If you treat PPC as “let’s bid on some high-intent keywords and hope for the best”, you’ll get exactly that: some leads, some wins, and a lot of shrugging in your pipeline review. In 2025, that’s not good enough.
Around 77% of B2B buyers say they won’t speak to a salesperson until they’ve done their own research, and they’re not doing it on one site either. Ninety per cent of B2B buyers research between two and seven websites before making a purchase, and two-thirds initiate their journey online.
In other words, “optimising PPC” can’t mean tweaking bids once a week and sending everything to a single “Book a demo” page. It has to mean optimising the funnel.
This article will walk you through how to think about PPC as a full-funnel growth system: mapping your real buying journey, aligning campaigns and messaging to each stage, and measuring what actually matters so you can turn more clicks into revenue (not just leads).
1. What we actually mean by “PPC funnel optimisation”
Let’s define terms, because this is where a lot of conversations go sideways.
- PPC: Paid clicks across Google, Microsoft Ads, LinkedIn, Meta, etc. not just search ads.
- Funnel: The actual journey from “I have a problem” to “I’m an active customer who renews and expands”, including messy loops, stalled deals, and committee politics.
- Optimisation: Improving performance stage by stage, not only at the point where someone hits “Submit” on a form.
Why this matters:
- Average Google Ads conversion rates sit around 6–7% across industries. (Source: MIRA)
- But high-value, complex B2B offers usually see lower conversion rates because buyers take longer and involve more stakeholders. (Source: Ruler Analytics)
So if you optimise purely for last-click leads, you’ll:
- Over-invest at the bottom of the funnel.
- Under-fund awareness and education.
- Attract more “form fillers” than qualified opportunities.
- Struggle to explain true PPC impact on pipeline and revenue.
PPC funnel optimisation is about designing campaigns, audiences, and messages intentionally for:
- Problem / awareness
- Solution / category exploration
- Vendor evaluation / selection
- Onboarding, retention, and expansion
…and measuring success appropriately at each stage.

2. Start with reality: map your buying journey, not a textbook funnel
Before touching Google Ads or LinkedIn campaign manager, you need a clear picture of how your buyers actually move.
So, step one: draw the real journey.
Talk to:
- Recent wins and losses.
- Sales leaders and AEs.
- Customer success.
You’re trying to answer:
- How do people first become aware of the problem?
- What triggers them to start actively researching?
- Which questions and objections crop up at each stage?
- Who gets involved when (operator, budget holder, IT, legal, etc.)?
- Where do deals most commonly stall?
That gives you a practical working funnel, for example:
- Problem aware: “Our sales forecasting is a mess” / “We’re blind on paid media ROI.”
- Solution aware: “We might need better attribution / a new PPC agency / a new platform.”
- Vendor aware: Comparing alternatives, building a shortlist, lurking on your site and LinkedIn.
- Validated vendor: Demos, trials, pilots, procurement, security reviews.
- Customer & expansion: Onboarding, adoption, renewal, upsell.

Records from a data source
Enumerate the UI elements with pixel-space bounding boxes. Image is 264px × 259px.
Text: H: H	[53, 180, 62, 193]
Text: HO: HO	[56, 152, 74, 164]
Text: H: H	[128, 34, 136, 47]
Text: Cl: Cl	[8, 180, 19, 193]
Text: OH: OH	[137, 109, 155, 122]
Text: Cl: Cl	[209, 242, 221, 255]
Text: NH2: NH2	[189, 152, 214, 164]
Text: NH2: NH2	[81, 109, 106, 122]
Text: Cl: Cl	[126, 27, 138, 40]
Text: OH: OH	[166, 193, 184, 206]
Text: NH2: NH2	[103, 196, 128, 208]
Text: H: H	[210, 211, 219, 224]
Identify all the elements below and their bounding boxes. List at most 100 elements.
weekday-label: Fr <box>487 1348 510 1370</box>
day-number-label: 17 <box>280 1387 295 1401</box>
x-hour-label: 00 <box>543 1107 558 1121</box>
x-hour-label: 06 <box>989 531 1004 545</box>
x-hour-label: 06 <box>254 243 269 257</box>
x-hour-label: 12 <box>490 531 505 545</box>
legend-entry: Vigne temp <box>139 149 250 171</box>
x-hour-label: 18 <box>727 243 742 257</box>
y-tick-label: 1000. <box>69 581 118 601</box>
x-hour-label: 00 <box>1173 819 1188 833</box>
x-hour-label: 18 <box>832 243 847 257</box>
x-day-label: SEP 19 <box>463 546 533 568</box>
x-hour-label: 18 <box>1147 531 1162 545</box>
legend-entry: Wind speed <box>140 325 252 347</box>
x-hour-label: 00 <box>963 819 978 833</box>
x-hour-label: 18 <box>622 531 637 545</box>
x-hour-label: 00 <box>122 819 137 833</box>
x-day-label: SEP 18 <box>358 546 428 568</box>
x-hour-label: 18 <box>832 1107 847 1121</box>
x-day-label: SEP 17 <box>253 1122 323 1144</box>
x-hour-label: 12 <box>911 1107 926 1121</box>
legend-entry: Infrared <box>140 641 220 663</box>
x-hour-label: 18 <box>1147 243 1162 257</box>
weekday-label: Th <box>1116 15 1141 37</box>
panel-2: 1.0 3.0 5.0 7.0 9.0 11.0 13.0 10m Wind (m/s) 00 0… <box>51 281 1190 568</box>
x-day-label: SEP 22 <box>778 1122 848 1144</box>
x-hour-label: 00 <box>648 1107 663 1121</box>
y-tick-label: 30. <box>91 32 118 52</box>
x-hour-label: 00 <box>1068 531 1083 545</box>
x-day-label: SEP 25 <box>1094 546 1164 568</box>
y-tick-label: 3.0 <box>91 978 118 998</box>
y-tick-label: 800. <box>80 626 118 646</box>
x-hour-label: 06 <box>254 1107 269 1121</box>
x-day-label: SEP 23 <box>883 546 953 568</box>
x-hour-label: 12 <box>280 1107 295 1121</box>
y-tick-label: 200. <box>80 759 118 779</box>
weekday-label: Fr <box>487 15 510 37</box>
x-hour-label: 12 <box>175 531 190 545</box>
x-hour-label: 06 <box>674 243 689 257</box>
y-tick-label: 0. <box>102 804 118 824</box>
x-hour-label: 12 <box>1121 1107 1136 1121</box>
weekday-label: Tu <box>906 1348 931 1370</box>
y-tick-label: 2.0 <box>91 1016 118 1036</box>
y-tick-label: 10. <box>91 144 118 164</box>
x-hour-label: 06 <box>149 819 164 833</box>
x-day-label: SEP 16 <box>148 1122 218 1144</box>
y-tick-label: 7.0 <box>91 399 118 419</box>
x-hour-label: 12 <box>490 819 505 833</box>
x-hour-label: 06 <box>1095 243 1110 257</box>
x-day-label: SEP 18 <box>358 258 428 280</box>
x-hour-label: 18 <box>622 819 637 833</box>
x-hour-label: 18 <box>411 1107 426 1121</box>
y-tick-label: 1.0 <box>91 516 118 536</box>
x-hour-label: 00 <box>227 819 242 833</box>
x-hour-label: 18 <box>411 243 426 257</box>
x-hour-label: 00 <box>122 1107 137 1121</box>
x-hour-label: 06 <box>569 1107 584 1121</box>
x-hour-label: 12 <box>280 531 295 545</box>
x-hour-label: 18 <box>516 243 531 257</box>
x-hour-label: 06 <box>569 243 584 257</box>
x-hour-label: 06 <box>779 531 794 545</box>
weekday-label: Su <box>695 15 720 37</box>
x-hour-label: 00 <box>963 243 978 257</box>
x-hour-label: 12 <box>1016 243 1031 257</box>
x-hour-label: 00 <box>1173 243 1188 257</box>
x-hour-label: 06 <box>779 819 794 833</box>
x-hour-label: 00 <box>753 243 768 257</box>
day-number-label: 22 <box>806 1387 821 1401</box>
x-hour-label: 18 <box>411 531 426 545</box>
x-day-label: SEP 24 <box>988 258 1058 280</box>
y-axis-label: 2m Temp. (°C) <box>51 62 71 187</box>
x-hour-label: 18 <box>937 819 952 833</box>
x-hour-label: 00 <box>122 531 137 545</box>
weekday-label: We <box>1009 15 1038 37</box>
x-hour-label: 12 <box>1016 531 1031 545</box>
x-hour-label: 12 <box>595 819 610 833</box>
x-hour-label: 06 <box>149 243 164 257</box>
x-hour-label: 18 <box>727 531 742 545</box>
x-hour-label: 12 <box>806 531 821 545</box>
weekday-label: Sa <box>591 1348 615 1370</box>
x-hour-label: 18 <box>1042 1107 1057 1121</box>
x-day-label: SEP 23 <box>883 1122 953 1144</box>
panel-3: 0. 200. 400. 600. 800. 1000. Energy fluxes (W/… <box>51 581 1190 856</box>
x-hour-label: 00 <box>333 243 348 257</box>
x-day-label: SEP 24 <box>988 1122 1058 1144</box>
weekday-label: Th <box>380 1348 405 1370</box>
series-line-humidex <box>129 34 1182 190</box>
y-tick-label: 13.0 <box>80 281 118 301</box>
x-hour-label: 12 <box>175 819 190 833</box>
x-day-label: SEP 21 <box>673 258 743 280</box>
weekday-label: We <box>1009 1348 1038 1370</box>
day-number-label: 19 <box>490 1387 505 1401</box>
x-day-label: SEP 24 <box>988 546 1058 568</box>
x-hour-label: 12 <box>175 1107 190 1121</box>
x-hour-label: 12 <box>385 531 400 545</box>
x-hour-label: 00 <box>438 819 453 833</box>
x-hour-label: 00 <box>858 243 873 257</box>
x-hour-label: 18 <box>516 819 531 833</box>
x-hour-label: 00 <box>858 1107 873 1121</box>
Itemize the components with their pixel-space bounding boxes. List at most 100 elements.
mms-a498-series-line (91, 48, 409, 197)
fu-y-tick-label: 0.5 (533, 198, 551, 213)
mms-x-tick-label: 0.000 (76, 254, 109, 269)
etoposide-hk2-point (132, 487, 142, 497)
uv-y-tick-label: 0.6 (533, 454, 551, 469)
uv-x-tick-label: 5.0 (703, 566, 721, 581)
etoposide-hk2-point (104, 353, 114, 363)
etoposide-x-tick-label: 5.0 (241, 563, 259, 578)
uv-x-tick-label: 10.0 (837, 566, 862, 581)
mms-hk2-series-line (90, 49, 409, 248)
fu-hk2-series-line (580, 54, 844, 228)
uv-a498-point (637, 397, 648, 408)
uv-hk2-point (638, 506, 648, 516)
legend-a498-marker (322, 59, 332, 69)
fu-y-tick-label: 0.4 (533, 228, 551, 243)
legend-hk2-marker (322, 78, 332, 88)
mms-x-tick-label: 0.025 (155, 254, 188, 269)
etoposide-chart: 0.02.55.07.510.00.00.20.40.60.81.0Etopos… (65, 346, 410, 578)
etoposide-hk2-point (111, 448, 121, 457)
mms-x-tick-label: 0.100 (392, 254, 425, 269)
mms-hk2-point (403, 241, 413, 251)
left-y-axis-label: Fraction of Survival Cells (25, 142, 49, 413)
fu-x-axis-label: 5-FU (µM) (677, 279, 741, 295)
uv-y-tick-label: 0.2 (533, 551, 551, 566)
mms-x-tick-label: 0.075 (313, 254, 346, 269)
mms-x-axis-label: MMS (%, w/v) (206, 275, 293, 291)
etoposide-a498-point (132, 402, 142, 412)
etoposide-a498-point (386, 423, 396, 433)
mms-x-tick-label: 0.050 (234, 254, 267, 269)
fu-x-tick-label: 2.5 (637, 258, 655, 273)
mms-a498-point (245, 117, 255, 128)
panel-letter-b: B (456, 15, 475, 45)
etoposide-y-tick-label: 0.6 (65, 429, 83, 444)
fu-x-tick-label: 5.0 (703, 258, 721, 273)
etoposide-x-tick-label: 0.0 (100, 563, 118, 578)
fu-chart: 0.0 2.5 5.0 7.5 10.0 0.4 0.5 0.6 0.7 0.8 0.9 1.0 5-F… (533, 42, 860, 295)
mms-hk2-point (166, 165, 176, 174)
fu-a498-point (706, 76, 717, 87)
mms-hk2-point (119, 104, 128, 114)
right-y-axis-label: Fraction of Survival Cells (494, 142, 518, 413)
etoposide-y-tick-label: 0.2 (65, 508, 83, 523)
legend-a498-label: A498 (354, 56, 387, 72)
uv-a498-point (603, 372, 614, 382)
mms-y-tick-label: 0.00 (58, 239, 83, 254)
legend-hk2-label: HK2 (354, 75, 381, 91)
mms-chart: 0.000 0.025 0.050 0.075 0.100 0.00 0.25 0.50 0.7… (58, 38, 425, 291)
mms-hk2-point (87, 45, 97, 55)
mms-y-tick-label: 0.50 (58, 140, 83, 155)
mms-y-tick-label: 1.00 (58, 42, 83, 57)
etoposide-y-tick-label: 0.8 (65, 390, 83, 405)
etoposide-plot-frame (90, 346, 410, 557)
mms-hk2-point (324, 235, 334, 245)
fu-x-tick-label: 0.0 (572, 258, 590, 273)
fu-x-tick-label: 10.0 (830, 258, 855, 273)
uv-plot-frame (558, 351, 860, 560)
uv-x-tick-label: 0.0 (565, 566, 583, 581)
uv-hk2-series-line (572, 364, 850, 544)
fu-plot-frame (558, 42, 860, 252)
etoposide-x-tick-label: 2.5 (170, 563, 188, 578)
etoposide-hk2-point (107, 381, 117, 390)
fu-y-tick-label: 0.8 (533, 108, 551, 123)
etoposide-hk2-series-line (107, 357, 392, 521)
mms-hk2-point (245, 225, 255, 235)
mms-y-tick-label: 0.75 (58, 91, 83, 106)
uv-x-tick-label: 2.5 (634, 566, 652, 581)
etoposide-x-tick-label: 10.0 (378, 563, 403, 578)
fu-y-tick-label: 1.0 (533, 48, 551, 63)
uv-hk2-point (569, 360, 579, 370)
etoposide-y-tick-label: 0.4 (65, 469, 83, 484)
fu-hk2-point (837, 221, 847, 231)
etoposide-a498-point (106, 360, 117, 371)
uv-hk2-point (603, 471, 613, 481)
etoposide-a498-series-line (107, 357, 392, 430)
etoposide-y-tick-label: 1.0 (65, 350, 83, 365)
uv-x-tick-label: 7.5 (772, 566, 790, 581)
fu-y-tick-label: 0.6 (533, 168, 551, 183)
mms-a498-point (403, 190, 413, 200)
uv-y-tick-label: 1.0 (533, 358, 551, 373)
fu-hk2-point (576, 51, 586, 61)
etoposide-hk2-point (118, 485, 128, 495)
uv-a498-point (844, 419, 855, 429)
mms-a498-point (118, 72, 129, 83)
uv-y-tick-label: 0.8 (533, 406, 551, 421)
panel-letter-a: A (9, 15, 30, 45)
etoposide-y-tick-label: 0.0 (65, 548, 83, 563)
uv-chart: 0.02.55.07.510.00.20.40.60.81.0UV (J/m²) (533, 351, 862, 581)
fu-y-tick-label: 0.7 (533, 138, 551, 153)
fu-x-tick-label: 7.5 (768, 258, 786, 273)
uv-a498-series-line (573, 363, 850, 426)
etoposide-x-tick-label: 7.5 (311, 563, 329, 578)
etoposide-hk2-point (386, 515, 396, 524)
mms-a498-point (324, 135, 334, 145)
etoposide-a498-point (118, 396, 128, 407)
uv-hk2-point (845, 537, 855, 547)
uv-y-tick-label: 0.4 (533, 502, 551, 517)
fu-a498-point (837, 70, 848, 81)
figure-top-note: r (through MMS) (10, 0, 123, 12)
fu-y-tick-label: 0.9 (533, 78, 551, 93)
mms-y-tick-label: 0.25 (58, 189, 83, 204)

§ Things to do:
1 – Decide whether each statement agrees with the article on PPC funnel optimization. Answer yes or no for each, and quote the words from the article that settle it.
(a) Average Google Ads conversion rates are around 6–7% across industries.
(b) Most B2B buyers look at only one website before making a purchase.
(c) Customer success is among the groups to talk to when mapping the buying journey.
2 – According to the article on PPC funnel optimization, what share of B2B buyers say they won't speak to a salesperson until they've done their own research?
3 – Pick up the article on PPC funnel optimization at the point where it stops, and continue it.

§ Solved problems:
1 –
(a) Yes: "Average Google Ads conversion rates sit around 6–7% across industries."
(b) No: "Ninety per cent of B2B buyers research between two and seven websites before making a purchase"
(c) Yes: "Customer success."

2 – Around 77%.

3 –
Keep this messy and honest. The job of PPC is not to force a linear journey; it’s to support these stages with the right touchpoints.
3. Align PPC campaigns to each stage of the funnel
Once you understand the journey, you can align campaigns, audiences, and offers.
3.1 Top of funnel: capture problem-aware demand
Goal: Get in front of the right people early and earn attention, not force a demo.
Useful PPC levers:
- Search ads: Non-brand, problem-led queries
- E.g. “how to reduce google ads waste b2b”, “measuring paid media pipeline impact”.
- LinkedIn / Meta: Thought-leadership content targeted by role, industry, company size.
- Microsoft Ads: Often cheaper CPCs on similar queries, especially in B2B.
Offers that make sense:
- In-depth guides and frameworks.
- Benchmarks (e.g. PPC performance benchmarks for their vertical).
- Webinars or on-demand content that solve a specific, painful problem.
KPIs to optimise for:
- Qualified traffic (right geos, industries, company sizes).
- Engagement (scroll depth, time on page, secondary page views).
- Soft conversions: content downloads, newsletter sign-ups.
You’re buying future intent here. Expect lower direct conversion rates, but better performance further down the funnel when you retarget this engaged audience.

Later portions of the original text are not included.